*Task*
Say how many lines of the data contain "mean", and nothing more.

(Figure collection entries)
-----

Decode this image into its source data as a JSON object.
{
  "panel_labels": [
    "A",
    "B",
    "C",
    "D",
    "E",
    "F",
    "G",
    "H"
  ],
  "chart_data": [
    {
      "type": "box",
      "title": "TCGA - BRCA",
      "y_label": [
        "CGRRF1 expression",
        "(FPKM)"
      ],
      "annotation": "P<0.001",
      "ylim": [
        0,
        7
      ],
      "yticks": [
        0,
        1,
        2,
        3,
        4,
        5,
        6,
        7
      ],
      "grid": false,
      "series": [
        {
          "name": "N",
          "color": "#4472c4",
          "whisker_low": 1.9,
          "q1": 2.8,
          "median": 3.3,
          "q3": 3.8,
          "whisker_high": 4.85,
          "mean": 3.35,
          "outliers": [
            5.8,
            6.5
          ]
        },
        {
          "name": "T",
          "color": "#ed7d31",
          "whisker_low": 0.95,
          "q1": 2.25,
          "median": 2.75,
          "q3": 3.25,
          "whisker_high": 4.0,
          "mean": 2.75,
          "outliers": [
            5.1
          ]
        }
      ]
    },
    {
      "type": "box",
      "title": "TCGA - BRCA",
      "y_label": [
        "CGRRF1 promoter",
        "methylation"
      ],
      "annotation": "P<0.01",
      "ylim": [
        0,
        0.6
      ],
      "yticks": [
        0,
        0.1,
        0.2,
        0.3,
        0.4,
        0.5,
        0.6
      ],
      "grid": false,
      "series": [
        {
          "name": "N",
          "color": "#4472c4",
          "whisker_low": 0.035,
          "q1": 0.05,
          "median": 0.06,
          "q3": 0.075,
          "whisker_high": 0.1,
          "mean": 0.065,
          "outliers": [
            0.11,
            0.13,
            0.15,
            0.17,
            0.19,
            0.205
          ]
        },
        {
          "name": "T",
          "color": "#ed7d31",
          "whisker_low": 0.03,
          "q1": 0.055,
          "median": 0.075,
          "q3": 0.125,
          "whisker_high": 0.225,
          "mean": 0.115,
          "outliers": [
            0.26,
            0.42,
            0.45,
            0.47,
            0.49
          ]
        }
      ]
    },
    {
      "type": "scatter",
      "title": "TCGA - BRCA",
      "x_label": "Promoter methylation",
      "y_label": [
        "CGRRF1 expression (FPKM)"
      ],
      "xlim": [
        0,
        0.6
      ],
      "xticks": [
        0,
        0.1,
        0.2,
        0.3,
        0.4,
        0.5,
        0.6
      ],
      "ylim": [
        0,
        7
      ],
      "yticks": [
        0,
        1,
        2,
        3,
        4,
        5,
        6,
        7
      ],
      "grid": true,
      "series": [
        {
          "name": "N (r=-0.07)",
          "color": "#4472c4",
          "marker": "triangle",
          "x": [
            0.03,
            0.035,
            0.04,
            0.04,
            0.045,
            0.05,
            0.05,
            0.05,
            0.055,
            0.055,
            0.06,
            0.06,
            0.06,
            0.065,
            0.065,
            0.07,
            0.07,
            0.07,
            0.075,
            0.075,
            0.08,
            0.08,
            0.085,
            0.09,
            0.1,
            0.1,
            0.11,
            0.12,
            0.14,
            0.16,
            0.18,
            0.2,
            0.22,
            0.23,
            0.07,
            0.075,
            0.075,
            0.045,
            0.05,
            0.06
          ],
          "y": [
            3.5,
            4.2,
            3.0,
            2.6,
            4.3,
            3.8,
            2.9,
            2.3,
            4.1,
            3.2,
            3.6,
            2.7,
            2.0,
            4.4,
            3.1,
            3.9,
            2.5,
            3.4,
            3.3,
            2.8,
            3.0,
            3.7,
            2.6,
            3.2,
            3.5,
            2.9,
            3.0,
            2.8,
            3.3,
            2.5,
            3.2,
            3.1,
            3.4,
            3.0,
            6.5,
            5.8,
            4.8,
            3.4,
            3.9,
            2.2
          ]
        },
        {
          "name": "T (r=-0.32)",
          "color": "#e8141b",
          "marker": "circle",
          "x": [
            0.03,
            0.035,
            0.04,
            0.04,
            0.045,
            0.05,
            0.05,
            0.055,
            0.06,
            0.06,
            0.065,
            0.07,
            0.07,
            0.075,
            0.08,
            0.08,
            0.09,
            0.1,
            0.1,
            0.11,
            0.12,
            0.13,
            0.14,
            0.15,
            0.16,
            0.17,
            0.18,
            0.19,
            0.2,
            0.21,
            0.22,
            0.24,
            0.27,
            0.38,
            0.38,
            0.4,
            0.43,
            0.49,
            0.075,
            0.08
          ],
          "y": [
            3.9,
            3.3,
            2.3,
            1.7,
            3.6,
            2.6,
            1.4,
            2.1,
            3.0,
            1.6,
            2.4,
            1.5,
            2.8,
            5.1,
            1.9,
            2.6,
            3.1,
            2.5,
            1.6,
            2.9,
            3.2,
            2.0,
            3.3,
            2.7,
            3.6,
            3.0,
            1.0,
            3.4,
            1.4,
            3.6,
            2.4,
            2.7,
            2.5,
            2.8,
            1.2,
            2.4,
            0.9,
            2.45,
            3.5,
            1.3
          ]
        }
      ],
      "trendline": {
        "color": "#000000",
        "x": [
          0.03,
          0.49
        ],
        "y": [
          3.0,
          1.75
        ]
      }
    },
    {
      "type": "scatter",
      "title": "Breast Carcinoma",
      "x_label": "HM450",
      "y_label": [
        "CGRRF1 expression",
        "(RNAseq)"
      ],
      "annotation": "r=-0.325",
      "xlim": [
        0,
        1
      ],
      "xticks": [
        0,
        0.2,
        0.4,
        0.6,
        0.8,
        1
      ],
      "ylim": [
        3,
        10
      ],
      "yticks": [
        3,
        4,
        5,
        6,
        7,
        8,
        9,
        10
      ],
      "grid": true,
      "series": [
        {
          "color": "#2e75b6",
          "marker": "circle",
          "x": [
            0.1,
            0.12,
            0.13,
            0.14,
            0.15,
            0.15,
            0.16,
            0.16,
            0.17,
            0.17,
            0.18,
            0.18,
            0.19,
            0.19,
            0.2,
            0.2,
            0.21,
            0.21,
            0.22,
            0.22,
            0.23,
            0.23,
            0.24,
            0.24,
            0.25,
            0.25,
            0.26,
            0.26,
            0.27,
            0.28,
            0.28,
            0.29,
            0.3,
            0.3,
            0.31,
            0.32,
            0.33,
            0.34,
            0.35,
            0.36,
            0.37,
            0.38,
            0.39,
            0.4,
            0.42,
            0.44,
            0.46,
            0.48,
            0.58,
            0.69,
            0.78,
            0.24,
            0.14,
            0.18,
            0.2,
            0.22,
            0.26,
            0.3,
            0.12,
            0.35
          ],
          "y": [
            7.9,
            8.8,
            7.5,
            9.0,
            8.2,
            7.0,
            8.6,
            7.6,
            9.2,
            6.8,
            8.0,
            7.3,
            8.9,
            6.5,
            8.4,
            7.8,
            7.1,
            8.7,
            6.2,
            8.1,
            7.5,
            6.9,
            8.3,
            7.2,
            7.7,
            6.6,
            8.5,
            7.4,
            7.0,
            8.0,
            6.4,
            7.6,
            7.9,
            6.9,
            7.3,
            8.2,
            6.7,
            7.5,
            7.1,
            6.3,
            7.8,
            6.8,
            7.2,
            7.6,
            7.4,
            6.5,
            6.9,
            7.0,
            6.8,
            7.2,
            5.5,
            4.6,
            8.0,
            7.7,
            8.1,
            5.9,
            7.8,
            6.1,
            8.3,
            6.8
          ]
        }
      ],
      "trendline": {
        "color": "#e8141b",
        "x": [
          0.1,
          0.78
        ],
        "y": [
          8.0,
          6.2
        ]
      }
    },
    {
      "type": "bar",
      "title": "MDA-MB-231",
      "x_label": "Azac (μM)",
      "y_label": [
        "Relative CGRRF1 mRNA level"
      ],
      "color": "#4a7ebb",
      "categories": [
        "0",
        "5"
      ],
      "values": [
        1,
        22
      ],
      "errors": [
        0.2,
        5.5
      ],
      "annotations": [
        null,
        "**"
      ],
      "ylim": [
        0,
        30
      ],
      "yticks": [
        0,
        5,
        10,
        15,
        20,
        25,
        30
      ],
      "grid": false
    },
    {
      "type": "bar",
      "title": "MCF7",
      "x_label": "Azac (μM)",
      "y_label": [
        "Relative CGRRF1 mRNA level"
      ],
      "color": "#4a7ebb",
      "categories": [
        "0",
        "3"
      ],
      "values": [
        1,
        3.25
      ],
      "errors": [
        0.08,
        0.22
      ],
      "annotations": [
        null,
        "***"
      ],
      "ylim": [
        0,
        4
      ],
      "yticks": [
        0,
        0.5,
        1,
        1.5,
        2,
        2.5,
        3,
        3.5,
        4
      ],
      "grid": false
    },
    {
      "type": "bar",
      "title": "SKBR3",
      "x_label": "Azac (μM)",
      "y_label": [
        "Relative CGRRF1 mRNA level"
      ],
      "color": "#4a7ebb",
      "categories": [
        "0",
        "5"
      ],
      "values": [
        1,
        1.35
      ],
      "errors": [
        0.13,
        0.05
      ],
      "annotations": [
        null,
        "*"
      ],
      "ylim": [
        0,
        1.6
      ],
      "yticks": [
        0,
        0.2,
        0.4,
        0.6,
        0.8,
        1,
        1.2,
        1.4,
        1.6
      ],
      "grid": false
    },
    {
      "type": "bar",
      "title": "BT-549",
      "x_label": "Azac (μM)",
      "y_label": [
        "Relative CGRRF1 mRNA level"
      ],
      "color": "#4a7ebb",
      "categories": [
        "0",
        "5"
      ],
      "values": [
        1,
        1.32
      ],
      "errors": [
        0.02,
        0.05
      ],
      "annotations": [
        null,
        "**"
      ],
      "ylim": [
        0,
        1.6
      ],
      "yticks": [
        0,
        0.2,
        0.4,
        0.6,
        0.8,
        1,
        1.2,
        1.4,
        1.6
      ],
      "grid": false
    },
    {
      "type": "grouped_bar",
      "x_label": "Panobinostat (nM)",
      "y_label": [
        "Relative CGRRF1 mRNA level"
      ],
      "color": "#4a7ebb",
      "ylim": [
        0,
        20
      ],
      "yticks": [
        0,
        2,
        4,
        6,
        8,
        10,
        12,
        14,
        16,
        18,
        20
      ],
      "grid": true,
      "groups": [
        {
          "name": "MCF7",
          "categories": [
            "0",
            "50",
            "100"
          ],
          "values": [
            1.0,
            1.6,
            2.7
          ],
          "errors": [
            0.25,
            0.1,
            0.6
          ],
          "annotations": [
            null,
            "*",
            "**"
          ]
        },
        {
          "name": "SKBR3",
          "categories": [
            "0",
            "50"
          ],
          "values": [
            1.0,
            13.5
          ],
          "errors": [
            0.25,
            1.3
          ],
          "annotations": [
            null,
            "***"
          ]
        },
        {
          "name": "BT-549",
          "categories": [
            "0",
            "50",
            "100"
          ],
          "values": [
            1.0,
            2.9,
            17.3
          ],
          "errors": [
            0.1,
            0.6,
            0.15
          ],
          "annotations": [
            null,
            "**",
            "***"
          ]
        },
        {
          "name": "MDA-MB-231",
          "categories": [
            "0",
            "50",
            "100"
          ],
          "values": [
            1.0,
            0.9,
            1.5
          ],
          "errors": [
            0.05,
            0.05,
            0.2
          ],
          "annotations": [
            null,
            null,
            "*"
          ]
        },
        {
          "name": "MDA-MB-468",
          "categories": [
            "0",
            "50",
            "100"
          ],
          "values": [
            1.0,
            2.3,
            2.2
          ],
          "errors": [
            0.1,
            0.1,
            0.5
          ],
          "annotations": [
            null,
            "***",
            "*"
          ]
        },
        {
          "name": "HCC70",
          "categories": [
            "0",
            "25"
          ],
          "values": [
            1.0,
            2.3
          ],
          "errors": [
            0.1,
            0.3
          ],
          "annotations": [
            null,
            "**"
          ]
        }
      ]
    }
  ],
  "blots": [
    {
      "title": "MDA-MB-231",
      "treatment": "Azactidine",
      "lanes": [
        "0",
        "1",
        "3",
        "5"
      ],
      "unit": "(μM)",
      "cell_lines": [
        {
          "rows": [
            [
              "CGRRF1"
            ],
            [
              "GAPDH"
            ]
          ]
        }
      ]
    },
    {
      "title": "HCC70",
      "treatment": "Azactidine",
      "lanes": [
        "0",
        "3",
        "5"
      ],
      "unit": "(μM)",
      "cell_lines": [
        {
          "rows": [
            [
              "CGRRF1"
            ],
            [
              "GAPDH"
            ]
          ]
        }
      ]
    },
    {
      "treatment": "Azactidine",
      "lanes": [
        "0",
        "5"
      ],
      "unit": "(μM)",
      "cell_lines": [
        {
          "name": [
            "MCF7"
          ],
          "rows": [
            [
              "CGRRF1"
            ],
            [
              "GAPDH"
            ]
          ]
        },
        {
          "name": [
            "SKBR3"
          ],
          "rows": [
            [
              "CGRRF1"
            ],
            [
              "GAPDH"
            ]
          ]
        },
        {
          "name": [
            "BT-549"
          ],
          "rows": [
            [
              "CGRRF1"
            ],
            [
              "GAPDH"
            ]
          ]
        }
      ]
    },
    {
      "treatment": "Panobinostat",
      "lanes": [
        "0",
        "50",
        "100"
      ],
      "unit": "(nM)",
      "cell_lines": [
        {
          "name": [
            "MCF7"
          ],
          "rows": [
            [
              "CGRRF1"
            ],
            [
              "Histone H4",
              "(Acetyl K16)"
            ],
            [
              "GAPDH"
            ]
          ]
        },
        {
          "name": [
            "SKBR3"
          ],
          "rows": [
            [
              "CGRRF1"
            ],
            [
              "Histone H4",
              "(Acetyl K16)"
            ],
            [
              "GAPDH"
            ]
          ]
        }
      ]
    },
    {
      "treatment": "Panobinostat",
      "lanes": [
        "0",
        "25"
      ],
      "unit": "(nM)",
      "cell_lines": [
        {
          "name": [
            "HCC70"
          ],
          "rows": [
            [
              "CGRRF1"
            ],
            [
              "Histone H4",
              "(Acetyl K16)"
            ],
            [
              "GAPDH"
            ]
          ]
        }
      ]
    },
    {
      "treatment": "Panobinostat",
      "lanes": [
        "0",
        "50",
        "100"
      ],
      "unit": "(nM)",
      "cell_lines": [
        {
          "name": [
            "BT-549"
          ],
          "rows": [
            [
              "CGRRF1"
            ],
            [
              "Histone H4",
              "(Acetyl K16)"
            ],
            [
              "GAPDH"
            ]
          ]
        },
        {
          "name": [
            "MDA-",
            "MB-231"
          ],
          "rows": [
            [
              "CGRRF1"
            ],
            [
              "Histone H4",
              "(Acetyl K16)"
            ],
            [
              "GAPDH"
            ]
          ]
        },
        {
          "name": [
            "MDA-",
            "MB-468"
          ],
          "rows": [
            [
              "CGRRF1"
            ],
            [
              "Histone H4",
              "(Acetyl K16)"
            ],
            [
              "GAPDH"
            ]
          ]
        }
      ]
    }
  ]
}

-----

*Answer section*
4